Task to complete: Look below. Copy each line that has "type" in it.

Dataset rows:
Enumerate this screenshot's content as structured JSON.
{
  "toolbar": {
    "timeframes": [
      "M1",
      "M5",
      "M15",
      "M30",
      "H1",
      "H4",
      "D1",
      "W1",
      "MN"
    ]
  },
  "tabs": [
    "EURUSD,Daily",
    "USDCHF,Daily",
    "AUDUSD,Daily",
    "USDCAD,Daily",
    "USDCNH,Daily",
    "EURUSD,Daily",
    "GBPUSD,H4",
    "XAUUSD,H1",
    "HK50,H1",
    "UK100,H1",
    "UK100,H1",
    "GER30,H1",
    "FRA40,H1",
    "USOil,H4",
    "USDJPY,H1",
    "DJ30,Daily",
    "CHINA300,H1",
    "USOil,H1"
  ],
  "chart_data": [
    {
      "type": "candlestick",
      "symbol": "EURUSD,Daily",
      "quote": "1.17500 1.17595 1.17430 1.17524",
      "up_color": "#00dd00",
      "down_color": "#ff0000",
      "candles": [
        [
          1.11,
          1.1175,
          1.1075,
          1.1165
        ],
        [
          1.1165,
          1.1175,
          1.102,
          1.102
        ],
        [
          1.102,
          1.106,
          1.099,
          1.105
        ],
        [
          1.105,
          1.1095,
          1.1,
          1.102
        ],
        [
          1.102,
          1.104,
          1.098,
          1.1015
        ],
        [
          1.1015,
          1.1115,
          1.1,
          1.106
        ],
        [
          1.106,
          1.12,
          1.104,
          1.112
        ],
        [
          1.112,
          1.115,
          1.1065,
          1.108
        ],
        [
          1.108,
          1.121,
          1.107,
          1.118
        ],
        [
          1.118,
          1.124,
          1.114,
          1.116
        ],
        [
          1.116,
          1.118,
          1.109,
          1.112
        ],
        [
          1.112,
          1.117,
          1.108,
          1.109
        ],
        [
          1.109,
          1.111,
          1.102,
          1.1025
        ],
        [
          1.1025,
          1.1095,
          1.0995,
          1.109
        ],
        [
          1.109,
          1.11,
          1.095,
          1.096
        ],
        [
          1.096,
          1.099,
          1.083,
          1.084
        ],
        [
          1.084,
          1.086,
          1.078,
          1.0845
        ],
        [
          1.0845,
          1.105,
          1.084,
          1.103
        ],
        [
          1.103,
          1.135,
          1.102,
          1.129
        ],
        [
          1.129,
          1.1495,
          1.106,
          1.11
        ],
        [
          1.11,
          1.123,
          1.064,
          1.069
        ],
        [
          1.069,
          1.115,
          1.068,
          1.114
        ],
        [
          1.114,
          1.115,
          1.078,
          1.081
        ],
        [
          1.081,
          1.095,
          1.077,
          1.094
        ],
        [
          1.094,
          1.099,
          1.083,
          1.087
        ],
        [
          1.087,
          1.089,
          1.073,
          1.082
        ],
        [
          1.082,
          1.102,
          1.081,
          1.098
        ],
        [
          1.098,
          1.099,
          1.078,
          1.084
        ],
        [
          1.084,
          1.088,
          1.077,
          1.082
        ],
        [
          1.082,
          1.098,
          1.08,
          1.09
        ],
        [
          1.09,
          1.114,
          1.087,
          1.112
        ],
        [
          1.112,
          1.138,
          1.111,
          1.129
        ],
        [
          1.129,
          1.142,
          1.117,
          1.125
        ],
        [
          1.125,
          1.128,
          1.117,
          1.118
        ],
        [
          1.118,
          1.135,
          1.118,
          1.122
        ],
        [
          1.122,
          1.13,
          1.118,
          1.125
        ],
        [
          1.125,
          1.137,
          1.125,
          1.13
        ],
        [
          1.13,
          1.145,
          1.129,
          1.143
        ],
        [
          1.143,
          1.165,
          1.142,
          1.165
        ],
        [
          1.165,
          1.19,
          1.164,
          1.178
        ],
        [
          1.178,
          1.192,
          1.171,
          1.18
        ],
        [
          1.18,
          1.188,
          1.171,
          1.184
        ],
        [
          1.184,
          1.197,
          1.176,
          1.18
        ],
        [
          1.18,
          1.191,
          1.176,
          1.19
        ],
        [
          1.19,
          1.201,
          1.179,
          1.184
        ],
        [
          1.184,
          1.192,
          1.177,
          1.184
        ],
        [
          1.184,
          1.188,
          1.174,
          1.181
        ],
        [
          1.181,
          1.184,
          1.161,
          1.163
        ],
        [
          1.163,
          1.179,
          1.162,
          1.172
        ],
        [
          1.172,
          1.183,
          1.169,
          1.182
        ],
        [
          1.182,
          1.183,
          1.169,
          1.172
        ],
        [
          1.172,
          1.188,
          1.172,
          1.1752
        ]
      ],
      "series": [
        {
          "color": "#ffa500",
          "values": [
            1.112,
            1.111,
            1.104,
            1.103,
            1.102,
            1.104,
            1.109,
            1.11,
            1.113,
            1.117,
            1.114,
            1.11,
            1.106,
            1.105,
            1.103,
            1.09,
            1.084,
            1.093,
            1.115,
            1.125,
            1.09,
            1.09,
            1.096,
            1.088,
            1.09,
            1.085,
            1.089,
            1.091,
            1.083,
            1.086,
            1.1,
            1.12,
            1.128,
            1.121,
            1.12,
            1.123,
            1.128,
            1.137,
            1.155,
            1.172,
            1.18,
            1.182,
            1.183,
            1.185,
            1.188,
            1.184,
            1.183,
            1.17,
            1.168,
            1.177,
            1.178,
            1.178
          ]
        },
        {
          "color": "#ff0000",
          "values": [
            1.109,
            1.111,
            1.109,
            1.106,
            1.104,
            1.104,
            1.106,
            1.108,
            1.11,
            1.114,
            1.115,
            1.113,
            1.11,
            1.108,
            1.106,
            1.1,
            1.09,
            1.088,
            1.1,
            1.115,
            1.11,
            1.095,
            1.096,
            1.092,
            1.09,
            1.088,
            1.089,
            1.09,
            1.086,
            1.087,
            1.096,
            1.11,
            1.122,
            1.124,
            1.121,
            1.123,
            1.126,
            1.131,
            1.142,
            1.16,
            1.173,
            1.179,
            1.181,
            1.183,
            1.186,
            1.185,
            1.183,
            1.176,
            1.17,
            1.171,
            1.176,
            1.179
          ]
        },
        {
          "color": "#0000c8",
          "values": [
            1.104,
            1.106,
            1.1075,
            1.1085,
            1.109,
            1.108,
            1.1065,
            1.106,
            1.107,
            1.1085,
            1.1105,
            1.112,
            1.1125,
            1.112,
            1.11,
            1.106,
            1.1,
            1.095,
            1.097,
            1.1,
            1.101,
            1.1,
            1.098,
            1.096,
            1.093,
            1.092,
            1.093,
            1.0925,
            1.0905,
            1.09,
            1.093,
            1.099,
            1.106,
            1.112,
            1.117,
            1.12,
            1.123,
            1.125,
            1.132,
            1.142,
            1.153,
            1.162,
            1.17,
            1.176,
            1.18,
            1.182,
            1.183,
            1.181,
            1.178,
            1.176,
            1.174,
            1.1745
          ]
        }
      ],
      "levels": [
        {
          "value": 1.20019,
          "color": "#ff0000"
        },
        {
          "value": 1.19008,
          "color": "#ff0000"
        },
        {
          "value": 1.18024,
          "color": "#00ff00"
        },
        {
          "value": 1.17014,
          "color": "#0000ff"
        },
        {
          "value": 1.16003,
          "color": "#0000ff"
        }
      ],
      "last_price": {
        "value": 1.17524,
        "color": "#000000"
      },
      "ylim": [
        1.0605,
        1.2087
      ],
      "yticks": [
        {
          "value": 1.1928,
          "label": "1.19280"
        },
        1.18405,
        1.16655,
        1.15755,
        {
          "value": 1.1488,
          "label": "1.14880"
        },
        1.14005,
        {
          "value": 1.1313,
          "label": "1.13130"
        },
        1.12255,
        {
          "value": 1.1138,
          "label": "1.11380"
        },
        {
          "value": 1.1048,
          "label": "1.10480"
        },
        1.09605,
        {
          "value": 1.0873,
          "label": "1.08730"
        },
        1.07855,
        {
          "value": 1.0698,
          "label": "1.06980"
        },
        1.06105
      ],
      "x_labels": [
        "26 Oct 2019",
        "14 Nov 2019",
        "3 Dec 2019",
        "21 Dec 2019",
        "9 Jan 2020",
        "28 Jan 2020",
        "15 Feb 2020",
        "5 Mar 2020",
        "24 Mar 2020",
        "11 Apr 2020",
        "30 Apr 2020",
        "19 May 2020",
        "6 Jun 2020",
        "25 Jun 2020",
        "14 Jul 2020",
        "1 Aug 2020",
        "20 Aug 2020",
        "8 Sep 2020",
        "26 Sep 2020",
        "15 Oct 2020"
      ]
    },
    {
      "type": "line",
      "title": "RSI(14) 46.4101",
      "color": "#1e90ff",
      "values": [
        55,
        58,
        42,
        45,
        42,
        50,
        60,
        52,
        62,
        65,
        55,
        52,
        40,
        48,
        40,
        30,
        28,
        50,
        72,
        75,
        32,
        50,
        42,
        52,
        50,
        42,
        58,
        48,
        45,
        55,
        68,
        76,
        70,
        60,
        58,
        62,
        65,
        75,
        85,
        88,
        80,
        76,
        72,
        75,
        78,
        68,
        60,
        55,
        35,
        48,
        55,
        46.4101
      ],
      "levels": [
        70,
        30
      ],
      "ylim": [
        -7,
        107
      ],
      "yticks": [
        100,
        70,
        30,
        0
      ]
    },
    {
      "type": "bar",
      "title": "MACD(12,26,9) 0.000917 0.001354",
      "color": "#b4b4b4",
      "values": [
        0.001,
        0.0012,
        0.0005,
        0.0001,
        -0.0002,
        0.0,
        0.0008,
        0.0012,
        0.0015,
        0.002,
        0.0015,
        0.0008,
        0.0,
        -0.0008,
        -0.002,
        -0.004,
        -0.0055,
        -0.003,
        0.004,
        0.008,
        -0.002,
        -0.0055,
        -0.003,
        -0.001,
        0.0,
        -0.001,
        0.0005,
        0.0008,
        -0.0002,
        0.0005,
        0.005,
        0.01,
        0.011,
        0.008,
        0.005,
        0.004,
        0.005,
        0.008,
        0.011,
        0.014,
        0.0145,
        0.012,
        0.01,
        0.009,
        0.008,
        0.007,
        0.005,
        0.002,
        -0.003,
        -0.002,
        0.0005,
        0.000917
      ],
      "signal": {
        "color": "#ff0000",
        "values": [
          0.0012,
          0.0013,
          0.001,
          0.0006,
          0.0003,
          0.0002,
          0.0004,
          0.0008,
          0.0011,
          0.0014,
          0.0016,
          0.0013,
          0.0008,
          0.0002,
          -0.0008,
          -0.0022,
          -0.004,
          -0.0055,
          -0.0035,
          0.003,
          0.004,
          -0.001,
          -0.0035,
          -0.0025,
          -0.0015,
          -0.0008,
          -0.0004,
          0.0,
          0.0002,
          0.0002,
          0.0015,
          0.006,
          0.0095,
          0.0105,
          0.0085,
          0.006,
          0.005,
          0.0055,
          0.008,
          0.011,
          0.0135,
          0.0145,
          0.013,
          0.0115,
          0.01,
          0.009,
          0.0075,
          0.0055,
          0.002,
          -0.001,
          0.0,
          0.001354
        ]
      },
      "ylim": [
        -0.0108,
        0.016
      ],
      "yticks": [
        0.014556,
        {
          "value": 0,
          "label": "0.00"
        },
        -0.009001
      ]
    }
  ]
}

Exercise output:
      "type": "candlestick",
      "type": "line",
      "type": "bar",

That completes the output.